(Stored data)
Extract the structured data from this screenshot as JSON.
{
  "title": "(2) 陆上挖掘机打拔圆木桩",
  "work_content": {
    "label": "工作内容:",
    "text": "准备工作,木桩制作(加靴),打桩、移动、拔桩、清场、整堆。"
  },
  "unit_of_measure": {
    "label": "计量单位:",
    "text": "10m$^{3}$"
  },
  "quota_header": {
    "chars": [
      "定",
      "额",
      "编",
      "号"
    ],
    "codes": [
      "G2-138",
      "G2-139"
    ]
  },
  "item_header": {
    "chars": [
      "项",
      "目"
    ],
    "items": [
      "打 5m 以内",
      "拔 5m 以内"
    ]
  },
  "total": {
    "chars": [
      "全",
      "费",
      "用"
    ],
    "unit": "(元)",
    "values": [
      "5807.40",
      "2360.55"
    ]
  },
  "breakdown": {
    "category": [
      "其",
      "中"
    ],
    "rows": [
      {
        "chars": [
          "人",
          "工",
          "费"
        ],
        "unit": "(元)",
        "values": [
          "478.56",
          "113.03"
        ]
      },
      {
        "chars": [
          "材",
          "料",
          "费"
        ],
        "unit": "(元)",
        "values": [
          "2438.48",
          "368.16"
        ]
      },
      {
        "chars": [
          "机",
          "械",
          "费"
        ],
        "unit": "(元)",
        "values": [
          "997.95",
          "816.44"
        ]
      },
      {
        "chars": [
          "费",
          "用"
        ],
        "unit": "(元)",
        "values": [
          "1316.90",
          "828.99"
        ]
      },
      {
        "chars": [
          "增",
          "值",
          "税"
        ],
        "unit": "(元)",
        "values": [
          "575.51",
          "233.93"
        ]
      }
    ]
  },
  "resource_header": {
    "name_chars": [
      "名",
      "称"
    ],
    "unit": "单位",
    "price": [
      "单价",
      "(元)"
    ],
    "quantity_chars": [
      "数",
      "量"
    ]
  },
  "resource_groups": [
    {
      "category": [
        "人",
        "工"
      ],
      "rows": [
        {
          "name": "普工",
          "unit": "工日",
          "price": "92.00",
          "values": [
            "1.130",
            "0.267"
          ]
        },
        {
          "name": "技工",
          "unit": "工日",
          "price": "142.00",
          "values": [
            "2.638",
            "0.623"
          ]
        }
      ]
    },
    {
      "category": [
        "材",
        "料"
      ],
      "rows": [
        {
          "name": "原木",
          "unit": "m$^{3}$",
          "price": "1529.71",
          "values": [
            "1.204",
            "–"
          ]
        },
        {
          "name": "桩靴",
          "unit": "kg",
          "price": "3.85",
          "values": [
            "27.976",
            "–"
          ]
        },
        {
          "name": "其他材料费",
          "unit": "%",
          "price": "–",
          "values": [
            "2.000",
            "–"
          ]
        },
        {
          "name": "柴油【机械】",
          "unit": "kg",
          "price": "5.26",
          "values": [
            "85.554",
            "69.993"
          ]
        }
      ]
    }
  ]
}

__Directions for this task__
Pull out all lines from the entries above that include the word "text".

__Result for this exercise__
    "text": "准备工作,木桩制作(加靴),打桩、移动、拔桩、清场、整堆。"
    "text": "10m$^{3}$"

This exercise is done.